## Begin Material

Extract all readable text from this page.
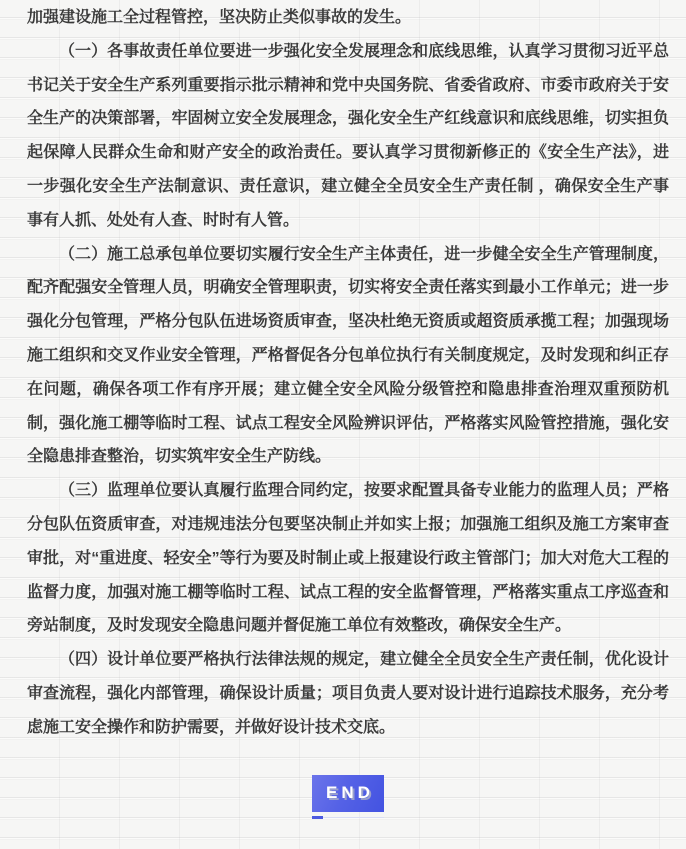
加强建设施工全过程管控，坚决防止类似事故的发生。

（一）各事故责任单位要进一步强化安全发展理念和底线思维，认真学习贯彻习近平总书记关于安全生产系列重要指示批示精神和党中央国务院、省委省政府、市委市政府关于安全生产的决策部署，牢固树立安全发展理念，强化安全生产红线意识和底线思维，切实担负起保障人民群众生命和财产安全的政治责任。要认真学习贯彻新修正的《安全生产法》，进一步强化安全生产法制意识、责任意识，建立健全全员安全生产责任制 ，确保安全生产事事有人抓、处处有人查、时时有人管。

（二）施工总承包单位要切实履行安全生产主体责任，进一步健全安全生产管理制度，配齐配强安全管理人员，明确安全管理职责，切实将安全责任落实到最小工作单元；进一步强化分包管理，严格分包队伍进场资质审查，坚决杜绝无资质或超资质承揽工程；加强现场施工组织和交叉作业安全管理，严格督促各分包单位执行有关制度规定，及时发现和纠正存在问题，确保各项工作有序开展；建立健全安全风险分级管控和隐患排查治理双重预防机制，强化施工棚等临时工程、试点工程安全风险辨识评估，严格落实风险管控措施，强化安全隐患排查整治，切实筑牢安全生产防线。

（三）监理单位要认真履行监理合同约定，按要求配置具备专业能力的监理人员；严格分包队伍资质审查，对违规违法分包要坚决制止并如实上报；加强施工组织及施工方案审查审批，对“重进度、轻安全”等行为要及时制止或上报建设行政主管部门；加大对危大工程的监督力度，加强对施工棚等临时工程、试点工程的安全监督管理，严格落实重点工序巡查和旁站制度，及时发现安全隐患问题并督促施工单位有效整改，确保安全生产。

（四）设计单位要严格执行法律法规的规定，建立健全全员安全生产责任制，优化设计审查流程，强化内部管理，确保设计质量；项目负责人要对设计进行追踪技术服务，充分考虑施工安全操作和防护需要，并做好设计技术交底。

END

## End Material

**Task:** Word for word, quote the lines above. Omit the pictures.

**Task solution:**
Extract all readable text from this page.
加强建设施工全过程管控，坚决防止类似事故的发生。

（一）各事故责任单位要进一步强化安全发展理念和底线思维，认真学习贯彻习近平总书记关于安全生产系列重要指示批示精神和党中央国务院、省委省政府、市委市政府关于安全生产的决策部署，牢固树立安全发展理念，强化安全生产红线意识和底线思维，切实担负起保障人民群众生命和财产安全的政治责任。要认真学习贯彻新修正的《安全生产法》，进一步强化安全生产法制意识、责任意识，建立健全全员安全生产责任制 ，确保安全生产事事有人抓、处处有人查、时时有人管。

（二）施工总承包单位要切实履行安全生产主体责任，进一步健全安全生产管理制度，配齐配强安全管理人员，明确安全管理职责，切实将安全责任落实到最小工作单元；进一步强化分包管理，严格分包队伍进场资质审查，坚决杜绝无资质或超资质承揽工程；加强现场施工组织和交叉作业安全管理，严格督促各分包单位执行有关制度规定，及时发现和纠正存在问题，确保各项工作有序开展；建立健全安全风险分级管控和隐患排查治理双重预防机制，强化施工棚等临时工程、试点工程安全风险辨识评估，严格落实风险管控措施，强化安全隐患排查整治，切实筑牢安全生产防线。

（三）监理单位要认真履行监理合同约定，按要求配置具备专业能力的监理人员；严格分包队伍资质审查，对违规违法分包要坚决制止并如实上报；加强施工组织及施工方案审查审批，对“重进度、轻安全”等行为要及时制止或上报建设行政主管部门；加大对危大工程的监督力度，加强对施工棚等临时工程、试点工程的安全监督管理，严格落实重点工序巡查和旁站制度，及时发现安全隐患问题并督促施工单位有效整改，确保安全生产。

（四）设计单位要严格执行法律法规的规定，建立健全全员安全生产责任制，优化设计审查流程，强化内部管理，确保设计质量；项目负责人要对设计进行追踪技术服务，充分考虑施工安全操作和防护需要，并做好设计技术交底。

END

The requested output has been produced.